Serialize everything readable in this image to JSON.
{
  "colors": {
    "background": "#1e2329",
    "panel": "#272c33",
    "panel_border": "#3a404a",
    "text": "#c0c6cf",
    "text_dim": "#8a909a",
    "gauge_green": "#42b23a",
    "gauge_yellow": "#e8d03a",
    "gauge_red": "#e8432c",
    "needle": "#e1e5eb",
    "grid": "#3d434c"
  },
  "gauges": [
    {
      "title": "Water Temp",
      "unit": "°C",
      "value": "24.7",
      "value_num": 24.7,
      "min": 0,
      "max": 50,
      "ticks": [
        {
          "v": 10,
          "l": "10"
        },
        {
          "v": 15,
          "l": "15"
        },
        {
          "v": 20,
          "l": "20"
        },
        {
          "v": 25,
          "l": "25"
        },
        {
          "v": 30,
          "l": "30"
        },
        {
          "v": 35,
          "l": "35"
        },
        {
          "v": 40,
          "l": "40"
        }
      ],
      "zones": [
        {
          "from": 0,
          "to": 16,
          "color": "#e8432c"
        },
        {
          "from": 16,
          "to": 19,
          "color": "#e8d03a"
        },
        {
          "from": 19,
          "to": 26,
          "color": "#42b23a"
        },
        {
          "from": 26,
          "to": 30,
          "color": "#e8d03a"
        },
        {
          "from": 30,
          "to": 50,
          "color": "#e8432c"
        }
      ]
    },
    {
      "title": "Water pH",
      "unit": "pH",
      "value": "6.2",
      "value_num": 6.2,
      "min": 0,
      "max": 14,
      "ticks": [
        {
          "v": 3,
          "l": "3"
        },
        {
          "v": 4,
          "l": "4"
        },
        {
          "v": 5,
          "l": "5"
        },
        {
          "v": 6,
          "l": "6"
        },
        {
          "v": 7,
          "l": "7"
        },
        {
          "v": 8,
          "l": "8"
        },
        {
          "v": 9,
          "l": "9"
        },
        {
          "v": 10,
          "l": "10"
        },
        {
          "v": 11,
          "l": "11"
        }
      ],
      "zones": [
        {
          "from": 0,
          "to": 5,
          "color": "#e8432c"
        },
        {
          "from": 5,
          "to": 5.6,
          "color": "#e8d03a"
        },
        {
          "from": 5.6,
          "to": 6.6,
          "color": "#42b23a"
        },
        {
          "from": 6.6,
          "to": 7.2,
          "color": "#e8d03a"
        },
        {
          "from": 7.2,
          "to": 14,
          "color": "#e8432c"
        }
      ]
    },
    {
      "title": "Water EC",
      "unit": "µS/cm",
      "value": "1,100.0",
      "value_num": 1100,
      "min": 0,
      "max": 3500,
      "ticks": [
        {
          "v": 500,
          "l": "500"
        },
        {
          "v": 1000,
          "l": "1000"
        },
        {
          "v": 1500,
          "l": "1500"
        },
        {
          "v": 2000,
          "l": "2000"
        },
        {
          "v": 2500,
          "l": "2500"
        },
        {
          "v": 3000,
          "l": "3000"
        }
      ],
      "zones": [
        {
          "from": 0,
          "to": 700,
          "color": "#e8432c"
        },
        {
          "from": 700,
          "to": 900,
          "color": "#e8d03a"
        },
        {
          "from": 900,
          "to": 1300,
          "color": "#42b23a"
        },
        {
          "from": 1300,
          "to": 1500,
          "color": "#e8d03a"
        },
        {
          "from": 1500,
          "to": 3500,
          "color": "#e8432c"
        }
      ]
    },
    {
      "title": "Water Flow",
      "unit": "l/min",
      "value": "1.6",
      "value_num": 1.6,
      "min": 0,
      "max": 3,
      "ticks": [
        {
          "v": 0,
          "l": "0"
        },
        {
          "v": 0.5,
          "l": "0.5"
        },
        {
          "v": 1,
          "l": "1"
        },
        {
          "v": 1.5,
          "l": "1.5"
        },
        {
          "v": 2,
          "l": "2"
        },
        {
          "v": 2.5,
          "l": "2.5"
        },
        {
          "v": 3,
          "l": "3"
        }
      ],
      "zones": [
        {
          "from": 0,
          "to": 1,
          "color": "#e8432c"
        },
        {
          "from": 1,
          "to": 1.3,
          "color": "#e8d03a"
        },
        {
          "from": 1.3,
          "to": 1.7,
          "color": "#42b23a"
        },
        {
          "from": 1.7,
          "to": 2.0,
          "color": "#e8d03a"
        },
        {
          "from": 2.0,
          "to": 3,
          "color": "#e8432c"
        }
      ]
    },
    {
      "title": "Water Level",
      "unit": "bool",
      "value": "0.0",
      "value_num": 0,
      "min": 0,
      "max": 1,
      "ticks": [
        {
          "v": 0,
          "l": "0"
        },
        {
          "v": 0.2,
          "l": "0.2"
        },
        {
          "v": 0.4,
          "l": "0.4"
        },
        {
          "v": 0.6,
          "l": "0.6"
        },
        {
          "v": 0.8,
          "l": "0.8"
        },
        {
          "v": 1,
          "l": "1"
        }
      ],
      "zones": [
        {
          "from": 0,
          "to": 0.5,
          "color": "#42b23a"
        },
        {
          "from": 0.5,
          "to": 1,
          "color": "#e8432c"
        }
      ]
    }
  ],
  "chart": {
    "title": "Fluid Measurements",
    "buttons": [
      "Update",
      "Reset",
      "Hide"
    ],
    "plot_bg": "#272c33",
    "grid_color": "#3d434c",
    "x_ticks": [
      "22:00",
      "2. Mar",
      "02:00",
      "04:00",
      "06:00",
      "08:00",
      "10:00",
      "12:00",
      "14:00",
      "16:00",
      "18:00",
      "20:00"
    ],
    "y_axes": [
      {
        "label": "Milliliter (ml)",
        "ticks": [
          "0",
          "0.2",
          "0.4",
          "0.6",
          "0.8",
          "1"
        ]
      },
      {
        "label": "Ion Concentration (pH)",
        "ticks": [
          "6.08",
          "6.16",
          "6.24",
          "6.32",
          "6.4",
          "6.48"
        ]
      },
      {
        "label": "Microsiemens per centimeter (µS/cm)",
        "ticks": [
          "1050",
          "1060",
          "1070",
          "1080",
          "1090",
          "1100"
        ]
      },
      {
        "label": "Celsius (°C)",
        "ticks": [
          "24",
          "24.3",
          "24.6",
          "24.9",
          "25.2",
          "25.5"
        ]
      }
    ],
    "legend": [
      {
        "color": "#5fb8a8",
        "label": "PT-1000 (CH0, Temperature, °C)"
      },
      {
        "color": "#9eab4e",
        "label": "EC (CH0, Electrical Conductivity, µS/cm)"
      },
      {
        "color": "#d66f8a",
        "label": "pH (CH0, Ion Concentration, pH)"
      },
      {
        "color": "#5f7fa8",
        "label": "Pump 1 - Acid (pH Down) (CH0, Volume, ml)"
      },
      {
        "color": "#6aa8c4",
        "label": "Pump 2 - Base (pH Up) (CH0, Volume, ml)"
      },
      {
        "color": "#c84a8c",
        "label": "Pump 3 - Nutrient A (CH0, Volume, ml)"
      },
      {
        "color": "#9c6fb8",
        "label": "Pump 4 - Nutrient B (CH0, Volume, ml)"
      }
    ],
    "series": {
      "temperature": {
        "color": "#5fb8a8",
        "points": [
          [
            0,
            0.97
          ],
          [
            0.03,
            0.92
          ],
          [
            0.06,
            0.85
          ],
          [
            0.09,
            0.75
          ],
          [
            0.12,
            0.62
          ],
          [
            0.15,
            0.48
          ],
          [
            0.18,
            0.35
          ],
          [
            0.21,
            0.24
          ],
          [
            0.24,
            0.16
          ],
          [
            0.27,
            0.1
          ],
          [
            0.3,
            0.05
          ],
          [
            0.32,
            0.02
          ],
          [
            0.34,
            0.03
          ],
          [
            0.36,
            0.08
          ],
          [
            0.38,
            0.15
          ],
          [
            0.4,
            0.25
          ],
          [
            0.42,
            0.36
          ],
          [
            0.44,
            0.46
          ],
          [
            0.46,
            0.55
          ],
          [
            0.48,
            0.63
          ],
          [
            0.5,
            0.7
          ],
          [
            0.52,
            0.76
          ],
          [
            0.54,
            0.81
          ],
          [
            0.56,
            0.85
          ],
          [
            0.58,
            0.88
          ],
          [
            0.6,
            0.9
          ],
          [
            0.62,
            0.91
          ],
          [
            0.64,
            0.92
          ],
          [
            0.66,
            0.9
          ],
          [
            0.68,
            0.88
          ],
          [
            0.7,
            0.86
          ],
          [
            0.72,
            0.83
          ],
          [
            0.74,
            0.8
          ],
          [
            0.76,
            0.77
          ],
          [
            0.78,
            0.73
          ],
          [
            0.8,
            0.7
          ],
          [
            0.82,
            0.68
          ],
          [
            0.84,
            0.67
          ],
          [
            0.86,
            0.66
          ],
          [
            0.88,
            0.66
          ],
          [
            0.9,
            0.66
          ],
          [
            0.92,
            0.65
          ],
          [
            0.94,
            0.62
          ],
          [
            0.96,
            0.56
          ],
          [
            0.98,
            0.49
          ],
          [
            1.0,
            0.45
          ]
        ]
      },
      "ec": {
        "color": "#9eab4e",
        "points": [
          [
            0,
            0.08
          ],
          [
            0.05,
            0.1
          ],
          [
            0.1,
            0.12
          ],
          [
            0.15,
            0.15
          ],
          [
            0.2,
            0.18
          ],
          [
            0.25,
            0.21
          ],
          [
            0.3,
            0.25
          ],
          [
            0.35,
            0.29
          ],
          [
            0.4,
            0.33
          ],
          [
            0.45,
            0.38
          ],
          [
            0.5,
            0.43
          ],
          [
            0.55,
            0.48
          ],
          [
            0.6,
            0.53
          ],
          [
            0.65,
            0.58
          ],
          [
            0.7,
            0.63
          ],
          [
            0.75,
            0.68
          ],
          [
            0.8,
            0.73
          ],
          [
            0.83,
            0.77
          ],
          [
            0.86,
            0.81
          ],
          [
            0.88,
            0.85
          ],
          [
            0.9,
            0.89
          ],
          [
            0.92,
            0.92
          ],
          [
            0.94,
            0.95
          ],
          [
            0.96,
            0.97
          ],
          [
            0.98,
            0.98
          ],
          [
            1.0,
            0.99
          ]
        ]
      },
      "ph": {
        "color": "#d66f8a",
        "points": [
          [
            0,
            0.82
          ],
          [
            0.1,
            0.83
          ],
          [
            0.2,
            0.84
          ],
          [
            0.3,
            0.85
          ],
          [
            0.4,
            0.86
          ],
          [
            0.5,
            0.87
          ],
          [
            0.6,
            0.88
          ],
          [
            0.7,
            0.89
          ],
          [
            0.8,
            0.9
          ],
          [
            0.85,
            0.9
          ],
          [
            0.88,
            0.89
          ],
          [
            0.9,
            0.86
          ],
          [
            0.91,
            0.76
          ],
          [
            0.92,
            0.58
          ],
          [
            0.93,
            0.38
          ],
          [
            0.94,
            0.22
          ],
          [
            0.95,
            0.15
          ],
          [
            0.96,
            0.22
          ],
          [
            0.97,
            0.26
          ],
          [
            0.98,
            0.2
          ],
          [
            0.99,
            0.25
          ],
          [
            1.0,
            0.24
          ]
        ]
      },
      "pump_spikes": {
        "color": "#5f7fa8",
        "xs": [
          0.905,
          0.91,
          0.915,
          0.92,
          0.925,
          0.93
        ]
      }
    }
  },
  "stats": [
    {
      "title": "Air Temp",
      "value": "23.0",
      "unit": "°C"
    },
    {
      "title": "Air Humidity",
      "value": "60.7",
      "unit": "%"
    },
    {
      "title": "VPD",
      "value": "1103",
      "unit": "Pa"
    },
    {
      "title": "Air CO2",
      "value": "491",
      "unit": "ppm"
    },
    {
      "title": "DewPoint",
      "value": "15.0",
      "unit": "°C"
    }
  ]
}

•••••

Search the data for the word "Water" and copy each line where it appears.

      "title": "Water Temp",
      "title": "Water pH",
      "title": "Water EC",
      "title": "Water Flow",
      "title": "Water Level",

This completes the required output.